EXTRACTED ENTRIES —
━━━━━━━━━━━━━━━━

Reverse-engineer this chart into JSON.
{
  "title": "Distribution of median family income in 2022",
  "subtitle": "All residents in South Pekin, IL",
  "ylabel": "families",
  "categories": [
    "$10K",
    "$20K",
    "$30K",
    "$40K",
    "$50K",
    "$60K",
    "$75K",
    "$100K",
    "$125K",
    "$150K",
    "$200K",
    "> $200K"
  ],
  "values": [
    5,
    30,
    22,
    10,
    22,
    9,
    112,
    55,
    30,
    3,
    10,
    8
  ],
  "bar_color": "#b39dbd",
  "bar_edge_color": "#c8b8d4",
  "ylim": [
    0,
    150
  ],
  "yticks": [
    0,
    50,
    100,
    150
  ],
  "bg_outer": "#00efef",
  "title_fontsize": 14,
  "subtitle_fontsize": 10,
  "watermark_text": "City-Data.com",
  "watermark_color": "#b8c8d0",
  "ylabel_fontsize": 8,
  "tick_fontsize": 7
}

━━━━━━━━━━━━━━━━

DIRECTIONS FOR THIS TASK — Your task is to give the records above again, exactly.

THE REPLY —
Reverse-engineer this chart into JSON.
{
  "title": "Distribution of median family income in 2022",
  "subtitle": "All residents in South Pekin, IL",
  "ylabel": "families",
  "categories": [
    "$10K",
    "$20K",
    "$30K",
    "$40K",
    "$50K",
    "$60K",
    "$75K",
    "$100K",
    "$125K",
    "$150K",
    "$200K",
    "> $200K"
  ],
  "values": [
    5,
    30,
    22,
    10,
    22,
    9,
    112,
    55,
    30,
    3,
    10,
    8
  ],
  "bar_color": "#b39dbd",
  "bar_edge_color": "#c8b8d4",
  "ylim": [
    0,
    150
  ],
  "yticks": [
    0,
    50,
    100,
    150
  ],
  "bg_outer": "#00efef",
  "title_fontsize": 14,
  "subtitle_fontsize": 10,
  "watermark_text": "City-Data.com",
  "watermark_color": "#b8c8d0",
  "ylabel_fontsize": 8,
  "tick_fontsize": 7
}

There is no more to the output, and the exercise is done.